Extracted records:
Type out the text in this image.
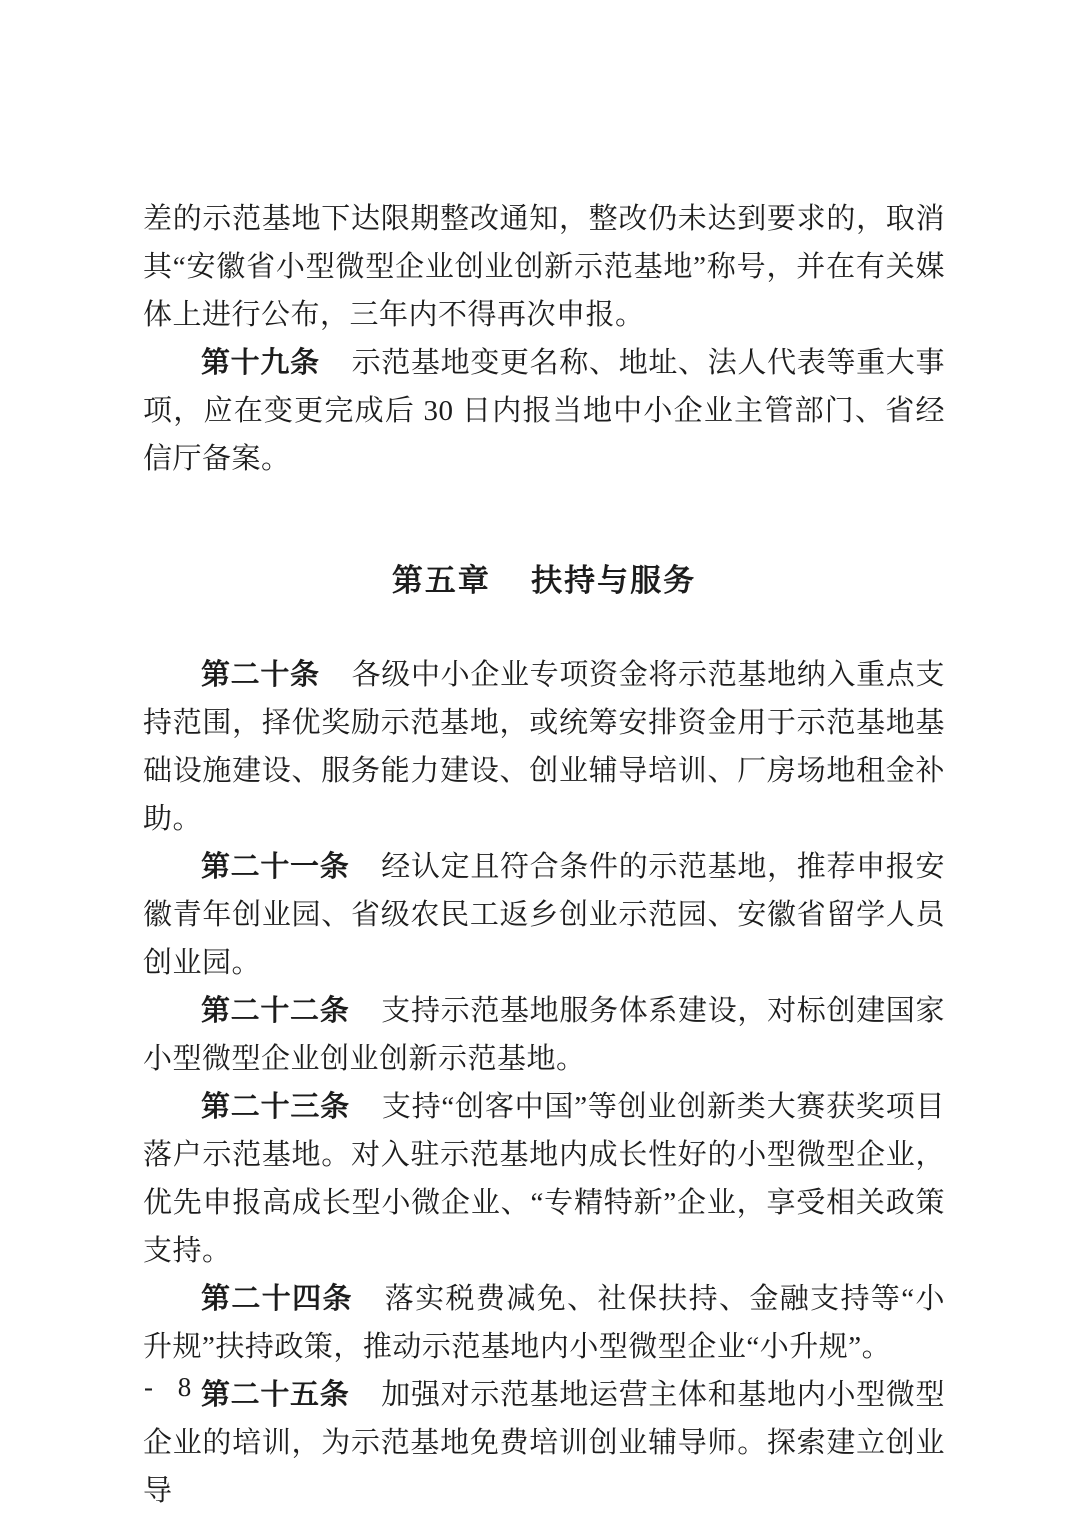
差的示范基地下达限期整改通知，整改仍未达到要求的，取消其“安徽省小型微型企业创业创新示范基地”称号，并在有关媒体上进行公布，三年内不得再次申报。

第十九条 示范基地变更名称、地址、法人代表等重大事项，应在变更完成后 30 日内报当地中小企业主管部门、省经信厅备案。

第五章 扶持与服务

第二十条 各级中小企业专项资金将示范基地纳入重点支持范围，择优奖励示范基地，或统筹安排资金用于示范基地基础设施建设、服务能力建设、创业辅导培训、厂房场地租金补助。

第二十一条 经认定且符合条件的示范基地，推荐申报安徽青年创业园、省级农民工返乡创业示范园、安徽省留学人员创业园。

第二十二条 支持示范基地服务体系建设，对标创建国家小型微型企业创业创新示范基地。

第二十三条 支持“创客中国”等创业创新类大赛获奖项目落户示范基地。对入驻示范基地内成长性好的小型微型企业，优先申报高成长型小微企业、“专精特新”企业，享受相关政策支持。

第二十四条 落实税费减免、社保扶持、金融支持等“小升规”扶持政策，推动示范基地内小型微型企业“小升规”。

第二十五条 加强对示范基地运营主体和基地内小型微型企业的培训，为示范基地免费培训创业辅导师。探索建立创业导

- 8 -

#### Given problem
Reproduce the records verbatim, omitting all images they contain.

#### Final result
Type out the text in this image.
差的示范基地下达限期整改通知，整改仍未达到要求的，取消其“安徽省小型微型企业创业创新示范基地”称号，并在有关媒体上进行公布，三年内不得再次申报。

第十九条 示范基地变更名称、地址、法人代表等重大事项，应在变更完成后 30 日内报当地中小企业主管部门、省经信厅备案。

第五章 扶持与服务

第二十条 各级中小企业专项资金将示范基地纳入重点支持范围，择优奖励示范基地，或统筹安排资金用于示范基地基础设施建设、服务能力建设、创业辅导培训、厂房场地租金补助。

第二十一条 经认定且符合条件的示范基地，推荐申报安徽青年创业园、省级农民工返乡创业示范园、安徽省留学人员创业园。

第二十二条 支持示范基地服务体系建设，对标创建国家小型微型企业创业创新示范基地。

第二十三条 支持“创客中国”等创业创新类大赛获奖项目落户示范基地。对入驻示范基地内成长性好的小型微型企业，优先申报高成长型小微企业、“专精特新”企业，享受相关政策支持。

第二十四条 落实税费减免、社保扶持、金融支持等“小升规”扶持政策，推动示范基地内小型微型企业“小升规”。

第二十五条 加强对示范基地运营主体和基地内小型微型企业的培训，为示范基地免费培训创业辅导师。探索建立创业导

- 8 -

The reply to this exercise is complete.